= The problem =
Across the entries, how many lines have the string "областной" in them? Reply with only a number.

= Records shown =
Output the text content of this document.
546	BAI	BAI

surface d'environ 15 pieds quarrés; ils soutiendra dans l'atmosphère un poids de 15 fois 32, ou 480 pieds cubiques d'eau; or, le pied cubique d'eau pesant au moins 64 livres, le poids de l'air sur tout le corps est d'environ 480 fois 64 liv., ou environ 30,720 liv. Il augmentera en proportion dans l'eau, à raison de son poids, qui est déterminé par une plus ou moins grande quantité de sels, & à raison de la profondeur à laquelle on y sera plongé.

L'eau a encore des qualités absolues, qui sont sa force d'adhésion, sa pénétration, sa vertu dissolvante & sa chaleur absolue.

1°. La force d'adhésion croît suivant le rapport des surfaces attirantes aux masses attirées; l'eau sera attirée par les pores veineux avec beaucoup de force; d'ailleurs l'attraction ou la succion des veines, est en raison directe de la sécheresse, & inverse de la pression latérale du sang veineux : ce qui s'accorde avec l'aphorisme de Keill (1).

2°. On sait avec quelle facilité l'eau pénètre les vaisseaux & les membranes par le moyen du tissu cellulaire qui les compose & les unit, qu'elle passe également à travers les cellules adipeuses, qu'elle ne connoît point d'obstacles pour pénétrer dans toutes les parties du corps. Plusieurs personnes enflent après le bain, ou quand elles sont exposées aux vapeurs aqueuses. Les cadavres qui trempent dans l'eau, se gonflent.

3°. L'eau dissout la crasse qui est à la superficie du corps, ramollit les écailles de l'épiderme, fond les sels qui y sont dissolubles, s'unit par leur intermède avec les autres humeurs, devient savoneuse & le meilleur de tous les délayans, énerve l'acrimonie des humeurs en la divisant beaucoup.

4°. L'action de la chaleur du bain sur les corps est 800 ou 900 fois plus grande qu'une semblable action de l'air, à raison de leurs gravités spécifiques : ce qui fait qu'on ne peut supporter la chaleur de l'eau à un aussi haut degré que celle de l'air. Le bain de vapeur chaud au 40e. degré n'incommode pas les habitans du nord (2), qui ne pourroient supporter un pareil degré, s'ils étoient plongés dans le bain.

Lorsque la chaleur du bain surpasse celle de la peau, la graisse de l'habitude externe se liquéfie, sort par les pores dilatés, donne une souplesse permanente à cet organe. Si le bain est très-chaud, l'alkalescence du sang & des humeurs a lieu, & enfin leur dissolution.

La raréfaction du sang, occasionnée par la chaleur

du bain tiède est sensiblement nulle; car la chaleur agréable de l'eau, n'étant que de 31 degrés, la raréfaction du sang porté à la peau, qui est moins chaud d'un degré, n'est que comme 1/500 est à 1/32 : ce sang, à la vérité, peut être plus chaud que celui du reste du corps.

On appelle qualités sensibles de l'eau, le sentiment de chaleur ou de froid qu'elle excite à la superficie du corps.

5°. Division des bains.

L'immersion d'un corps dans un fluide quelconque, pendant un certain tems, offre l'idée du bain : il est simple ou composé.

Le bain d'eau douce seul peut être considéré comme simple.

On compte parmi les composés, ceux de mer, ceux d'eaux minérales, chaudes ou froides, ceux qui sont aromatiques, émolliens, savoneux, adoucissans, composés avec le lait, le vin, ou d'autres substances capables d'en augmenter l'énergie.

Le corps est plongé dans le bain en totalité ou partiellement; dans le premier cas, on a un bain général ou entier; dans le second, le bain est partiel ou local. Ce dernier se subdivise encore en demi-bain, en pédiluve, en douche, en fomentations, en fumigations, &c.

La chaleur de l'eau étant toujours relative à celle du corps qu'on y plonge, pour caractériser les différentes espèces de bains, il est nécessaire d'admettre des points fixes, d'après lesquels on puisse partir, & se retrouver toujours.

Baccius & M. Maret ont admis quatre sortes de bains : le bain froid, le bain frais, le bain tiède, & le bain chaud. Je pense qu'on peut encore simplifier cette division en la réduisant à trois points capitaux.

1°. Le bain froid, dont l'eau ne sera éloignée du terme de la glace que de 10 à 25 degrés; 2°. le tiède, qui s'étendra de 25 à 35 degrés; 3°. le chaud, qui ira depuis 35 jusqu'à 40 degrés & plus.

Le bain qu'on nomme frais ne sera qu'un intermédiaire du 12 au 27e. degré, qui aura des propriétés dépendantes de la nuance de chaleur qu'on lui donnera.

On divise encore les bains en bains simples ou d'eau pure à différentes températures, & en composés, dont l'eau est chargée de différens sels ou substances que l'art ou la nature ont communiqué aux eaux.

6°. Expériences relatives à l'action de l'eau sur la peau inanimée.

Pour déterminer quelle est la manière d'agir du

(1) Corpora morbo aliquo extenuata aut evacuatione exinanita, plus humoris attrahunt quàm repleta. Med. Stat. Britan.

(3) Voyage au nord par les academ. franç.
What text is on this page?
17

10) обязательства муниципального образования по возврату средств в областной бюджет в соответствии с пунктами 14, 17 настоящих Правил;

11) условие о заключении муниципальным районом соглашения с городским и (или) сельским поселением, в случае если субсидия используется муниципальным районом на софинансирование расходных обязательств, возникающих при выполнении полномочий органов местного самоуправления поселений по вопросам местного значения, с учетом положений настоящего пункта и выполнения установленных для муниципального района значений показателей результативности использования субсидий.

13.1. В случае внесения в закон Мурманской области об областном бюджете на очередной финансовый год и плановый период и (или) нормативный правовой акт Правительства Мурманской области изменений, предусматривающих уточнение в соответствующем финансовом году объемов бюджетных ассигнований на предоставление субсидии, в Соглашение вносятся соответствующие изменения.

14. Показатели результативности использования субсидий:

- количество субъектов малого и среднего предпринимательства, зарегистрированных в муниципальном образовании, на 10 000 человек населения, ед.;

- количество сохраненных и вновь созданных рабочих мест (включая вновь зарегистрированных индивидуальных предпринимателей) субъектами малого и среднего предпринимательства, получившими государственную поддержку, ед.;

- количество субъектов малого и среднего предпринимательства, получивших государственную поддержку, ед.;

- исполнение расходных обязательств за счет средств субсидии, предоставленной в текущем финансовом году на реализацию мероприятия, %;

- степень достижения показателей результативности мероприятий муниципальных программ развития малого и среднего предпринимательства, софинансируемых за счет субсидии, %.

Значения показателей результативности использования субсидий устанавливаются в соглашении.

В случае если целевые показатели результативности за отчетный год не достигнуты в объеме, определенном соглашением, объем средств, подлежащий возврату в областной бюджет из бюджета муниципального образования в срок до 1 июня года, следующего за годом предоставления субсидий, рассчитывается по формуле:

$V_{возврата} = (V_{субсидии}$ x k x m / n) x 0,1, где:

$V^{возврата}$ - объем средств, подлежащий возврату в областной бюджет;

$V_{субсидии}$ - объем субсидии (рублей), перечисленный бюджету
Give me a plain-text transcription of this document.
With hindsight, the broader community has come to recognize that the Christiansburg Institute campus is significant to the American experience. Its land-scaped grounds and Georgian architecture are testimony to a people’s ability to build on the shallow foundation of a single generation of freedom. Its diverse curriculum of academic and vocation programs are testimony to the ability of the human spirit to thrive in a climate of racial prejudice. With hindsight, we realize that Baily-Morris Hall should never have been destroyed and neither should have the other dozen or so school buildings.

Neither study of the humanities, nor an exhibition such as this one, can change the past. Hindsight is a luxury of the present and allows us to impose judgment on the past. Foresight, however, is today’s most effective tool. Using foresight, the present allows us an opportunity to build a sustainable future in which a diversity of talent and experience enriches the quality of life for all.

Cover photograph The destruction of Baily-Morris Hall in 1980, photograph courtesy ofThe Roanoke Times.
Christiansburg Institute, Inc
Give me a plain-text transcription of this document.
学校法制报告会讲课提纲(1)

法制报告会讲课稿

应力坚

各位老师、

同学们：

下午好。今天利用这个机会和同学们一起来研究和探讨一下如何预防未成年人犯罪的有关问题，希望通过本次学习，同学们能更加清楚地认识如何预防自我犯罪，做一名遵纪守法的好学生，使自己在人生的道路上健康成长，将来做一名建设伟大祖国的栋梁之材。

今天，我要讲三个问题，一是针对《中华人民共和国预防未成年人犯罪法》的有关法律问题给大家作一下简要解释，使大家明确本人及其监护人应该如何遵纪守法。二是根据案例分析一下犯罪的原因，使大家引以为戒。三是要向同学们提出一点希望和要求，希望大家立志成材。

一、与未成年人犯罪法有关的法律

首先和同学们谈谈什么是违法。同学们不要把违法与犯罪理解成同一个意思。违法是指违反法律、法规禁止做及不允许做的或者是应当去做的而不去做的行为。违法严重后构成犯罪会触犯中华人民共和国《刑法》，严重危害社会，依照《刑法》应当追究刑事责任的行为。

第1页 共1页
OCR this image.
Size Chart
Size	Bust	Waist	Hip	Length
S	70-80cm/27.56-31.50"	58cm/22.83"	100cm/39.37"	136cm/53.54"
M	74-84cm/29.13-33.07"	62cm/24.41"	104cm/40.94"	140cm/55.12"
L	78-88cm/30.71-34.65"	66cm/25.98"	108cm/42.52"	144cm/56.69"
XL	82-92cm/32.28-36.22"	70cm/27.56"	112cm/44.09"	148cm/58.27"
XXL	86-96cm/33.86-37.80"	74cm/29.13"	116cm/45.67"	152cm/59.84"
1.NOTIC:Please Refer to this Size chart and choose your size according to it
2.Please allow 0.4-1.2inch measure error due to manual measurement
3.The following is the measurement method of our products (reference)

= Exercise response =
3